__Exercise objective__
Copy out every line that contains "ELODIE".

__Listed records__
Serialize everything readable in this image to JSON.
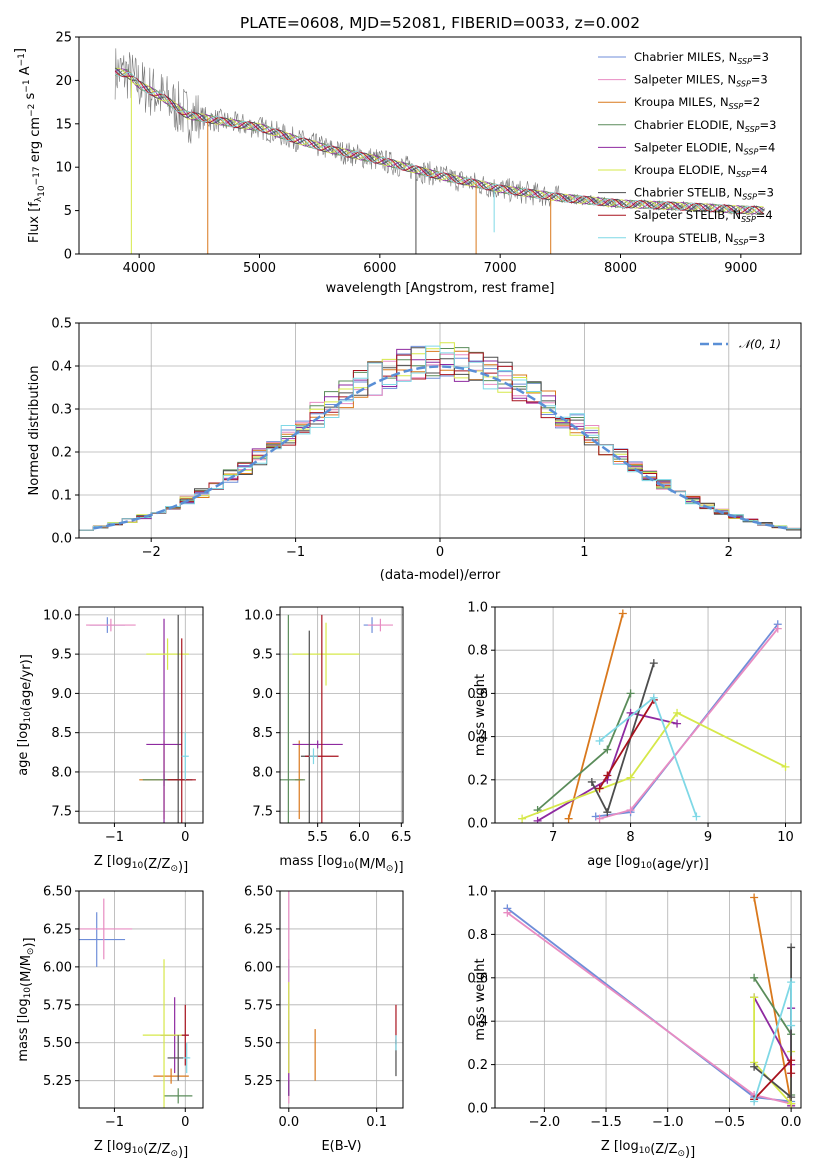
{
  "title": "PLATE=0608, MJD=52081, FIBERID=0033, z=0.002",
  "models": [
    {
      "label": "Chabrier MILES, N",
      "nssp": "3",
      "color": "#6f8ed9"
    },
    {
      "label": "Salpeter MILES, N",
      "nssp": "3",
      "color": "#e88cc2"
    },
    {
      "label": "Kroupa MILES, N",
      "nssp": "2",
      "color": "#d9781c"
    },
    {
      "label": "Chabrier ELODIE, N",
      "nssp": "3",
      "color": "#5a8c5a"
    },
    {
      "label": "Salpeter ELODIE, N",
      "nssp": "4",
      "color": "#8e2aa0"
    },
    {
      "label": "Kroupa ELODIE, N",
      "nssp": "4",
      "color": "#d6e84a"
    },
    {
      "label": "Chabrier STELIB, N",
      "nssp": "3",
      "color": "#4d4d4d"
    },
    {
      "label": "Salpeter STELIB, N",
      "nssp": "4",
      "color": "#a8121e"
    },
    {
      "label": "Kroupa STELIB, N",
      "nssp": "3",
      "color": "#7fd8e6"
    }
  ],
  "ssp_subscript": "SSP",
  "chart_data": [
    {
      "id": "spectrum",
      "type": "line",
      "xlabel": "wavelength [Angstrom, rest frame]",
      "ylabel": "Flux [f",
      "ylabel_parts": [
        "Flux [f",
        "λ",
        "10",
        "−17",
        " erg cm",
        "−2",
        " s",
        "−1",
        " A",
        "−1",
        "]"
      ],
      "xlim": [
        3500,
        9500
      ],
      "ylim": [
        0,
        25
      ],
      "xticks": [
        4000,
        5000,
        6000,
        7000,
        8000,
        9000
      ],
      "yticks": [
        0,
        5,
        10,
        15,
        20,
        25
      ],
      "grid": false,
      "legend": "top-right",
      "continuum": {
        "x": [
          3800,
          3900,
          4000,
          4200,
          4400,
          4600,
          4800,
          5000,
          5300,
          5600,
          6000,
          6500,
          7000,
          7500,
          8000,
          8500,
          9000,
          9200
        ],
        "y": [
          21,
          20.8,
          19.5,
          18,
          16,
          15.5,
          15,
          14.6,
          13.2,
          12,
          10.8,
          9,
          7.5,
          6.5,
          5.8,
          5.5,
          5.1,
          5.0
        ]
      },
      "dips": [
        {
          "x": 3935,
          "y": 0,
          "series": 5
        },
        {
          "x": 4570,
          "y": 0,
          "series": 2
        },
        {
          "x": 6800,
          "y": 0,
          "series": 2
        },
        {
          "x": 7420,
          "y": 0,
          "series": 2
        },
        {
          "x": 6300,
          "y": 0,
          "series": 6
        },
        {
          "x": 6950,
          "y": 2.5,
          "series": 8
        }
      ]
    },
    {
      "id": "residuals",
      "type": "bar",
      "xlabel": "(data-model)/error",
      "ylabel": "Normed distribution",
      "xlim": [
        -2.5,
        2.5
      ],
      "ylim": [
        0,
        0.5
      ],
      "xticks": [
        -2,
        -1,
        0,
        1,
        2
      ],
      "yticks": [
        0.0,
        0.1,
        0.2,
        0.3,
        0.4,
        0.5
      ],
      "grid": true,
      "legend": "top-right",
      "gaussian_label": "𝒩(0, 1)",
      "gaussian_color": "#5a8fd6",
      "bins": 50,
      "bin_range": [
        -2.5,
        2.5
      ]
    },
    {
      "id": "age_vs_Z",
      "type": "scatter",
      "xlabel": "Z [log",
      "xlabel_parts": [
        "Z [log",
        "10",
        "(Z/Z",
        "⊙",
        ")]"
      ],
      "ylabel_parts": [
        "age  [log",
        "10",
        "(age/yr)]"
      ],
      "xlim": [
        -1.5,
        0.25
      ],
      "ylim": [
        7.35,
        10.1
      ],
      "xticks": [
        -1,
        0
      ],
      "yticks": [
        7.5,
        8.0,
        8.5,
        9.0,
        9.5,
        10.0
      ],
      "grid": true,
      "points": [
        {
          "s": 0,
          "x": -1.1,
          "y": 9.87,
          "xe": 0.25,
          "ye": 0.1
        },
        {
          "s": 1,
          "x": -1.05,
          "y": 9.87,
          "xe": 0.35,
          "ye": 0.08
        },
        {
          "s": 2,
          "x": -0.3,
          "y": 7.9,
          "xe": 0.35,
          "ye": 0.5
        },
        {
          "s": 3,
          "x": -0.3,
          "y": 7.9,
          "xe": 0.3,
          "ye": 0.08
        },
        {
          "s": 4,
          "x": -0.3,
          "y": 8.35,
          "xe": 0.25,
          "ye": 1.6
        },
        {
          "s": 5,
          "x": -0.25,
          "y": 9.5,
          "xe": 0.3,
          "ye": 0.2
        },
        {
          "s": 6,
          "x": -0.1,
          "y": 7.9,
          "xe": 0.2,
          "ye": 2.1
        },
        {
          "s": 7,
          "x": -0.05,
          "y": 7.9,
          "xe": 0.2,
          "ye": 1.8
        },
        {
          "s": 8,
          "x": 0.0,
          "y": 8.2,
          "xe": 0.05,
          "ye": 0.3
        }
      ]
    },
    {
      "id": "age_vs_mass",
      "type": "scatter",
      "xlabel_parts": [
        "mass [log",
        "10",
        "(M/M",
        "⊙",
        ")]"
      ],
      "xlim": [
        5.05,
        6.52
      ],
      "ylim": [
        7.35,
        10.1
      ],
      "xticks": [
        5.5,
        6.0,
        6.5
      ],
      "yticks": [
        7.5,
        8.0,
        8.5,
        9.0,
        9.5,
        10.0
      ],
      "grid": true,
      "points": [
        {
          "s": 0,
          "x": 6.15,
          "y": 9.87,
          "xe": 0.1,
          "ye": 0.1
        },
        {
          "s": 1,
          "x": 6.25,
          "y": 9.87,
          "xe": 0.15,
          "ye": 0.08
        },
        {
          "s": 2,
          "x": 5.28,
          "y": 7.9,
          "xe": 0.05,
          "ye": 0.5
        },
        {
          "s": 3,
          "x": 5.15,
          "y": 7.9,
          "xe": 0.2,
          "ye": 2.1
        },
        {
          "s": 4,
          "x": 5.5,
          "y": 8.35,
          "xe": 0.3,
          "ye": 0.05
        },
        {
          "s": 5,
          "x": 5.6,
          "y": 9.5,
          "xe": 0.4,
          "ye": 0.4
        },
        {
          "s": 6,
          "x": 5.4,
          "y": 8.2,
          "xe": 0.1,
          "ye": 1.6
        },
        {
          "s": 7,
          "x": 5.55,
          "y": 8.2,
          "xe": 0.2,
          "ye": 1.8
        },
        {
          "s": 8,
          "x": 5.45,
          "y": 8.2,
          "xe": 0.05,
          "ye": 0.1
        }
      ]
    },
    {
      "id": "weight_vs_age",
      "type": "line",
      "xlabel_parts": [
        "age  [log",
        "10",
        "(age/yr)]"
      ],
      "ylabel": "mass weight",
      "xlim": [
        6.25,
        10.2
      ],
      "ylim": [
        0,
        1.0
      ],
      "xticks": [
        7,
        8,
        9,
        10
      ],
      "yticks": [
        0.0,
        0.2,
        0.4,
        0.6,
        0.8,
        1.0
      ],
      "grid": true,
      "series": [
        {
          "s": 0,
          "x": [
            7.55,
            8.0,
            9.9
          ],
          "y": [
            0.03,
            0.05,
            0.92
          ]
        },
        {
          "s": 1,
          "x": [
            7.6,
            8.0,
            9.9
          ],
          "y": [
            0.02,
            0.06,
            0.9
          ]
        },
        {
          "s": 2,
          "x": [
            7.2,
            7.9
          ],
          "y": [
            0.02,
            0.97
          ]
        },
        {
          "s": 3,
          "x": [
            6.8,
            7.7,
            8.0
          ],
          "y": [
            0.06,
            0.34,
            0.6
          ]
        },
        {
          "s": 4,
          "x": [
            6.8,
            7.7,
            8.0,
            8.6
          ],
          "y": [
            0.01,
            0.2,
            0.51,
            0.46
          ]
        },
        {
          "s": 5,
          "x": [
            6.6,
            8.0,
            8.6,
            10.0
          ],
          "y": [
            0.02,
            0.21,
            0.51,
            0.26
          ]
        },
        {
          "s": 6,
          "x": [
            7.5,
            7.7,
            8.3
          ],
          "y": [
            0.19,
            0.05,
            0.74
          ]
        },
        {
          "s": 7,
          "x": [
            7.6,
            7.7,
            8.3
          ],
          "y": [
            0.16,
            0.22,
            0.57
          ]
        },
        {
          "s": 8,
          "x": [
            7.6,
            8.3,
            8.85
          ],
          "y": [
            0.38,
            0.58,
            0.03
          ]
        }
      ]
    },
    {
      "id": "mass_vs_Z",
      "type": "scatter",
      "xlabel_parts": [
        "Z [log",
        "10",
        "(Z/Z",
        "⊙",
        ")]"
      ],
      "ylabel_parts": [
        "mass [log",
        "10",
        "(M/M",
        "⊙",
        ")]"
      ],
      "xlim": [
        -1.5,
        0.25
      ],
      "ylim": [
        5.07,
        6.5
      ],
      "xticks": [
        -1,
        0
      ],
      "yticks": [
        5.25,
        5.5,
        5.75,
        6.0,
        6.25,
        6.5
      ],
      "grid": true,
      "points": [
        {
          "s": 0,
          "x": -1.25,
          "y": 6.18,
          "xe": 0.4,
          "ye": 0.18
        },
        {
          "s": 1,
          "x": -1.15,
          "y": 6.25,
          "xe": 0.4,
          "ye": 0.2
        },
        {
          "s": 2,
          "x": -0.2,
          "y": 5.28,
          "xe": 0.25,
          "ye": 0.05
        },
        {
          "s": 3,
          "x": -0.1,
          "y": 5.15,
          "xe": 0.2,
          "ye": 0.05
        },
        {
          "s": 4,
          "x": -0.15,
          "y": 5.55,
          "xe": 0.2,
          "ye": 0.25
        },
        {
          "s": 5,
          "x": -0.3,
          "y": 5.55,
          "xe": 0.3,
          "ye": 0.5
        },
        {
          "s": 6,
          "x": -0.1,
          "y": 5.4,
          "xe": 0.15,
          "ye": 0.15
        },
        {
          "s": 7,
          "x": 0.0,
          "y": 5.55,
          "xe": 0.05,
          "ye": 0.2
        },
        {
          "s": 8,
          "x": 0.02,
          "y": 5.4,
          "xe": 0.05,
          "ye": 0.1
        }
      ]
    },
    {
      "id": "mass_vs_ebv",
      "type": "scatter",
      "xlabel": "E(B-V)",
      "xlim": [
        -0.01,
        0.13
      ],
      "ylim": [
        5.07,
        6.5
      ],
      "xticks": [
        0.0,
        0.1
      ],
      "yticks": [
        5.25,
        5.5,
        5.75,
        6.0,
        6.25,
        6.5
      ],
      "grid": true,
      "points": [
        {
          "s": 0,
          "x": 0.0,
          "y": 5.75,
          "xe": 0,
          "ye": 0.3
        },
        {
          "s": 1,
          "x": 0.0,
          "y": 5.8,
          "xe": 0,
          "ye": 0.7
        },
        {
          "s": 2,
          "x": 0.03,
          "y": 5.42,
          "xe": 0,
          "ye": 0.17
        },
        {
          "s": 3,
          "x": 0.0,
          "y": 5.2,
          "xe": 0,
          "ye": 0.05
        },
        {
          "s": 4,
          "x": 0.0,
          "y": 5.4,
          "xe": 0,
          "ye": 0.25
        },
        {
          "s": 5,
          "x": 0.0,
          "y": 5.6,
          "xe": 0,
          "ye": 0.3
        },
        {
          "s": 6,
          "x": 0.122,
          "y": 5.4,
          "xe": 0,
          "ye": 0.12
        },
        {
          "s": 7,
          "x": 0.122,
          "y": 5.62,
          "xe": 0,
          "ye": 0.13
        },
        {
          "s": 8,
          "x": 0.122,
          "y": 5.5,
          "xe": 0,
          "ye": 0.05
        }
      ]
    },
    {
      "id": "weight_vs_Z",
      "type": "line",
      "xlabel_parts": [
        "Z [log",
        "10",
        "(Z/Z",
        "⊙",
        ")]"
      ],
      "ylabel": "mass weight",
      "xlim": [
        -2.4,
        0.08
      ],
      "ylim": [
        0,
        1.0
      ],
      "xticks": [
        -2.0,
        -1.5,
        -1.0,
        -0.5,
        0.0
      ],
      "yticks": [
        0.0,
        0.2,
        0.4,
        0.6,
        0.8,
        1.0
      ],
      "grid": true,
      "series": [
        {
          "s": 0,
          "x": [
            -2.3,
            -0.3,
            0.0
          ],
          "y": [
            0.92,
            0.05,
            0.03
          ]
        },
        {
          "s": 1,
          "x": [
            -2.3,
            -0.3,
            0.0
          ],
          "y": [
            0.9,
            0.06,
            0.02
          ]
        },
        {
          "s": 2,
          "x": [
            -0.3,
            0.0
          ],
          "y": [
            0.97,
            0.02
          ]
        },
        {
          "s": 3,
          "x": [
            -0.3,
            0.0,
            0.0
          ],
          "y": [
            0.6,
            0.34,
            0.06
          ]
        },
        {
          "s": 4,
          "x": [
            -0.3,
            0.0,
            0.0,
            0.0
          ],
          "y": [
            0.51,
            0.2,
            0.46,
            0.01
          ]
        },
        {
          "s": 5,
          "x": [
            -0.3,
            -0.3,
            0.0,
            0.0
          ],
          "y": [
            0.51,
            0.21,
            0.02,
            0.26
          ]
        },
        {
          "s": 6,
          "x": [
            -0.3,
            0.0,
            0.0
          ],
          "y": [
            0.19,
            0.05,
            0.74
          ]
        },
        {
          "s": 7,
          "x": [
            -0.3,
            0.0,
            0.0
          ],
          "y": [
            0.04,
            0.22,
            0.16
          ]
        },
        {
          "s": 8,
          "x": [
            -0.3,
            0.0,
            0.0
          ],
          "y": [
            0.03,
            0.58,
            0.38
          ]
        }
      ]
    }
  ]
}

__Solution to this task__
      "label": "Chabrier ELODIE, N",
      "label": "Salpeter ELODIE, N",
      "label": "Kroupa ELODIE, N",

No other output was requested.